## Exercise
Send each entry back exactly as given, pictures excluded.

## Source material
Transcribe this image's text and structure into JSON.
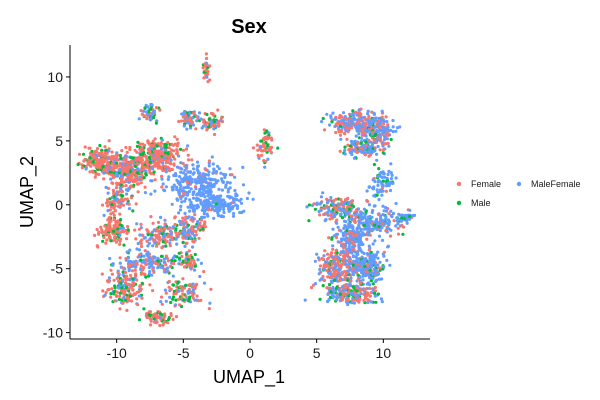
{
  "chart_data": {
    "type": "scatter",
    "title": "Sex",
    "xlabel": "UMAP_1",
    "ylabel": "UMAP_2",
    "xlim": [
      -13.5,
      13.5
    ],
    "ylim": [
      -10.5,
      12.5
    ],
    "xticks": [
      -10,
      -5,
      0,
      5,
      10
    ],
    "yticks": [
      -10,
      -5,
      0,
      5,
      10
    ],
    "grid": false,
    "legend_position": "right",
    "colors": {
      "Female": "#F8766D",
      "MaleFemale": "#619CFF",
      "Male": "#00BA38"
    },
    "series": [
      {
        "name": "Female",
        "color": "#F8766D"
      },
      {
        "name": "Male",
        "color": "#00BA38"
      },
      {
        "name": "MaleFemale",
        "color": "#619CFF"
      }
    ],
    "clusters": [
      {
        "cx": -11.0,
        "cy": 3.3,
        "sx": 1.0,
        "sy": 0.7,
        "n": 260,
        "mix": [
          0.72,
          0.18,
          0.1
        ]
      },
      {
        "cx": -9.0,
        "cy": 2.5,
        "sx": 0.9,
        "sy": 0.9,
        "n": 220,
        "mix": [
          0.6,
          0.15,
          0.25
        ]
      },
      {
        "cx": -7.0,
        "cy": 3.8,
        "sx": 1.3,
        "sy": 0.8,
        "n": 280,
        "mix": [
          0.75,
          0.15,
          0.1
        ]
      },
      {
        "cx": -10.0,
        "cy": 0.4,
        "sx": 0.7,
        "sy": 0.8,
        "n": 90,
        "mix": [
          0.55,
          0.2,
          0.25
        ]
      },
      {
        "cx": -10.3,
        "cy": -2.0,
        "sx": 0.7,
        "sy": 0.7,
        "n": 120,
        "mix": [
          0.75,
          0.2,
          0.05
        ]
      },
      {
        "cx": -6.5,
        "cy": -2.3,
        "sx": 1.3,
        "sy": 0.7,
        "n": 150,
        "mix": [
          0.45,
          0.15,
          0.4
        ]
      },
      {
        "cx": -7.8,
        "cy": -4.5,
        "sx": 1.7,
        "sy": 0.7,
        "n": 170,
        "mix": [
          0.35,
          0.15,
          0.5
        ]
      },
      {
        "cx": -9.5,
        "cy": -6.5,
        "sx": 1.0,
        "sy": 1.0,
        "n": 150,
        "mix": [
          0.62,
          0.2,
          0.18
        ]
      },
      {
        "cx": -7.0,
        "cy": -8.8,
        "sx": 0.7,
        "sy": 0.4,
        "n": 70,
        "mix": [
          0.7,
          0.2,
          0.1
        ]
      },
      {
        "cx": -5.0,
        "cy": -7.0,
        "sx": 1.0,
        "sy": 0.8,
        "n": 100,
        "mix": [
          0.55,
          0.25,
          0.2
        ]
      },
      {
        "cx": -4.5,
        "cy": -4.5,
        "sx": 0.5,
        "sy": 0.5,
        "n": 60,
        "mix": [
          0.55,
          0.25,
          0.2
        ]
      },
      {
        "cx": -4.5,
        "cy": -2.0,
        "sx": 0.7,
        "sy": 0.7,
        "n": 90,
        "mix": [
          0.5,
          0.15,
          0.35
        ]
      },
      {
        "cx": -4.0,
        "cy": 1.8,
        "sx": 1.8,
        "sy": 0.9,
        "n": 240,
        "mix": [
          0.08,
          0.02,
          0.9
        ]
      },
      {
        "cx": -2.7,
        "cy": 0.0,
        "sx": 1.6,
        "sy": 0.6,
        "n": 200,
        "mix": [
          0.05,
          0.01,
          0.94
        ]
      },
      {
        "cx": -7.4,
        "cy": 7.2,
        "sx": 0.4,
        "sy": 0.5,
        "n": 50,
        "mix": [
          0.35,
          0.2,
          0.45
        ]
      },
      {
        "cx": -4.5,
        "cy": 6.8,
        "sx": 0.5,
        "sy": 0.5,
        "n": 50,
        "mix": [
          0.3,
          0.15,
          0.55
        ]
      },
      {
        "cx": -2.9,
        "cy": 6.5,
        "sx": 0.8,
        "sy": 0.4,
        "n": 60,
        "mix": [
          0.6,
          0.2,
          0.2
        ]
      },
      {
        "cx": 1.2,
        "cy": 4.6,
        "sx": 0.4,
        "sy": 0.8,
        "n": 60,
        "mix": [
          0.6,
          0.25,
          0.15
        ]
      },
      {
        "cx": -3.3,
        "cy": 10.5,
        "sx": 0.2,
        "sy": 0.6,
        "n": 30,
        "mix": [
          0.5,
          0.25,
          0.25
        ]
      },
      {
        "cx": 7.7,
        "cy": 6.4,
        "sx": 1.3,
        "sy": 0.6,
        "n": 230,
        "mix": [
          0.4,
          0.08,
          0.52
        ]
      },
      {
        "cx": 9.5,
        "cy": 5.8,
        "sx": 0.9,
        "sy": 0.8,
        "n": 170,
        "mix": [
          0.35,
          0.1,
          0.55
        ]
      },
      {
        "cx": 8.5,
        "cy": 4.4,
        "sx": 1.0,
        "sy": 0.4,
        "n": 110,
        "mix": [
          0.3,
          0.1,
          0.6
        ]
      },
      {
        "cx": 10.0,
        "cy": 1.8,
        "sx": 0.6,
        "sy": 0.8,
        "n": 70,
        "mix": [
          0.15,
          0.15,
          0.7
        ]
      },
      {
        "cx": 6.5,
        "cy": -0.3,
        "sx": 1.1,
        "sy": 0.6,
        "n": 150,
        "mix": [
          0.35,
          0.2,
          0.45
        ]
      },
      {
        "cx": 9.0,
        "cy": -1.5,
        "sx": 1.4,
        "sy": 1.0,
        "n": 220,
        "mix": [
          0.2,
          0.08,
          0.72
        ]
      },
      {
        "cx": 7.5,
        "cy": -3.0,
        "sx": 0.8,
        "sy": 1.0,
        "n": 180,
        "mix": [
          0.15,
          0.05,
          0.8
        ]
      },
      {
        "cx": 6.5,
        "cy": -5.0,
        "sx": 1.0,
        "sy": 1.0,
        "n": 220,
        "mix": [
          0.5,
          0.12,
          0.38
        ]
      },
      {
        "cx": 8.8,
        "cy": -5.0,
        "sx": 0.9,
        "sy": 0.9,
        "n": 200,
        "mix": [
          0.2,
          0.08,
          0.72
        ]
      },
      {
        "cx": 7.5,
        "cy": -7.0,
        "sx": 1.3,
        "sy": 0.5,
        "n": 190,
        "mix": [
          0.4,
          0.18,
          0.42
        ]
      },
      {
        "cx": 11.6,
        "cy": -1.0,
        "sx": 0.4,
        "sy": 0.2,
        "n": 35,
        "mix": [
          0.15,
          0.1,
          0.75
        ]
      }
    ]
  }
}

## Task solution
Transcribe this image's text and structure into JSON.
{
  "chart_data": {
    "type": "scatter",
    "title": "Sex",
    "xlabel": "UMAP_1",
    "ylabel": "UMAP_2",
    "xlim": [
      -13.5,
      13.5
    ],
    "ylim": [
      -10.5,
      12.5
    ],
    "xticks": [
      -10,
      -5,
      0,
      5,
      10
    ],
    "yticks": [
      -10,
      -5,
      0,
      5,
      10
    ],
    "grid": false,
    "legend_position": "right",
    "colors": {
      "Female": "#F8766D",
      "MaleFemale": "#619CFF",
      "Male": "#00BA38"
    },
    "series": [
      {
        "name": "Female",
        "color": "#F8766D"
      },
      {
        "name": "Male",
        "color": "#00BA38"
      },
      {
        "name": "MaleFemale",
        "color": "#619CFF"
      }
    ],
    "clusters": [
      {
        "cx": -11.0,
        "cy": 3.3,
        "sx": 1.0,
        "sy": 0.7,
        "n": 260,
        "mix": [
          0.72,
          0.18,
          0.1
        ]
      },
      {
        "cx": -9.0,
        "cy": 2.5,
        "sx": 0.9,
        "sy": 0.9,
        "n": 220,
        "mix": [
          0.6,
          0.15,
          0.25
        ]
      },
      {
        "cx": -7.0,
        "cy": 3.8,
        "sx": 1.3,
        "sy": 0.8,
        "n": 280,
        "mix": [
          0.75,
          0.15,
          0.1
        ]
      },
      {
        "cx": -10.0,
        "cy": 0.4,
        "sx": 0.7,
        "sy": 0.8,
        "n": 90,
        "mix": [
          0.55,
          0.2,
          0.25
        ]
      },
      {
        "cx": -10.3,
        "cy": -2.0,
        "sx": 0.7,
        "sy": 0.7,
        "n": 120,
        "mix": [
          0.75,
          0.2,
          0.05
        ]
      },
      {
        "cx": -6.5,
        "cy": -2.3,
        "sx": 1.3,
        "sy": 0.7,
        "n": 150,
        "mix": [
          0.45,
          0.15,
          0.4
        ]
      },
      {
        "cx": -7.8,
        "cy": -4.5,
        "sx": 1.7,
        "sy": 0.7,
        "n": 170,
        "mix": [
          0.35,
          0.15,
          0.5
        ]
      },
      {
        "cx": -9.5,
        "cy": -6.5,
        "sx": 1.0,
        "sy": 1.0,
        "n": 150,
        "mix": [
          0.62,
          0.2,
          0.18
        ]
      },
      {
        "cx": -7.0,
        "cy": -8.8,
        "sx": 0.7,
        "sy": 0.4,
        "n": 70,
        "mix": [
          0.7,
          0.2,
          0.1
        ]
      },
      {
        "cx": -5.0,
        "cy": -7.0,
        "sx": 1.0,
        "sy": 0.8,
        "n": 100,
        "mix": [
          0.55,
          0.25,
          0.2
        ]
      },
      {
        "cx": -4.5,
        "cy": -4.5,
        "sx": 0.5,
        "sy": 0.5,
        "n": 60,
        "mix": [
          0.55,
          0.25,
          0.2
        ]
      },
      {
        "cx": -4.5,
        "cy": -2.0,
        "sx": 0.7,
        "sy": 0.7,
        "n": 90,
        "mix": [
          0.5,
          0.15,
          0.35
        ]
      },
      {
        "cx": -4.0,
        "cy": 1.8,
        "sx": 1.8,
        "sy": 0.9,
        "n": 240,
        "mix": [
          0.08,
          0.02,
          0.9
        ]
      },
      {
        "cx": -2.7,
        "cy": 0.0,
        "sx": 1.6,
        "sy": 0.6,
        "n": 200,
        "mix": [
          0.05,
          0.01,
          0.94
        ]
      },
      {
        "cx": -7.4,
        "cy": 7.2,
        "sx": 0.4,
        "sy": 0.5,
        "n": 50,
        "mix": [
          0.35,
          0.2,
          0.45
        ]
      },
      {
        "cx": -4.5,
        "cy": 6.8,
        "sx": 0.5,
        "sy": 0.5,
        "n": 50,
        "mix": [
          0.3,
          0.15,
          0.55
        ]
      },
      {
        "cx": -2.9,
        "cy": 6.5,
        "sx": 0.8,
        "sy": 0.4,
        "n": 60,
        "mix": [
          0.6,
          0.2,
          0.2
        ]
      },
      {
        "cx": 1.2,
        "cy": 4.6,
        "sx": 0.4,
        "sy": 0.8,
        "n": 60,
        "mix": [
          0.6,
          0.25,
          0.15
        ]
      },
      {
        "cx": -3.3,
        "cy": 10.5,
        "sx": 0.2,
        "sy": 0.6,
        "n": 30,
        "mix": [
          0.5,
          0.25,
          0.25
        ]
      },
      {
        "cx": 7.7,
        "cy": 6.4,
        "sx": 1.3,
        "sy": 0.6,
        "n": 230,
        "mix": [
          0.4,
          0.08,
          0.52
        ]
      },
      {
        "cx": 9.5,
        "cy": 5.8,
        "sx": 0.9,
        "sy": 0.8,
        "n": 170,
        "mix": [
          0.35,
          0.1,
          0.55
        ]
      },
      {
        "cx": 8.5,
        "cy": 4.4,
        "sx": 1.0,
        "sy": 0.4,
        "n": 110,
        "mix": [
          0.3,
          0.1,
          0.6
        ]
      },
      {
        "cx": 10.0,
        "cy": 1.8,
        "sx": 0.6,
        "sy": 0.8,
        "n": 70,
        "mix": [
          0.15,
          0.15,
          0.7
        ]
      },
      {
        "cx": 6.5,
        "cy": -0.3,
        "sx": 1.1,
        "sy": 0.6,
        "n": 150,
        "mix": [
          0.35,
          0.2,
          0.45
        ]
      },
      {
        "cx": 9.0,
        "cy": -1.5,
        "sx": 1.4,
        "sy": 1.0,
        "n": 220,
        "mix": [
          0.2,
          0.08,
          0.72
        ]
      },
      {
        "cx": 7.5,
        "cy": -3.0,
        "sx": 0.8,
        "sy": 1.0,
        "n": 180,
        "mix": [
          0.15,
          0.05,
          0.8
        ]
      },
      {
        "cx": 6.5,
        "cy": -5.0,
        "sx": 1.0,
        "sy": 1.0,
        "n": 220,
        "mix": [
          0.5,
          0.12,
          0.38
        ]
      },
      {
        "cx": 8.8,
        "cy": -5.0,
        "sx": 0.9,
        "sy": 0.9,
        "n": 200,
        "mix": [
          0.2,
          0.08,
          0.72
        ]
      },
      {
        "cx": 7.5,
        "cy": -7.0,
        "sx": 1.3,
        "sy": 0.5,
        "n": 190,
        "mix": [
          0.4,
          0.18,
          0.42
        ]
      },
      {
        "cx": 11.6,
        "cy": -1.0,
        "sx": 0.4,
        "sy": 0.2,
        "n": 35,
        "mix": [
          0.15,
          0.1,
          0.75
        ]
      }
    ]
  }
}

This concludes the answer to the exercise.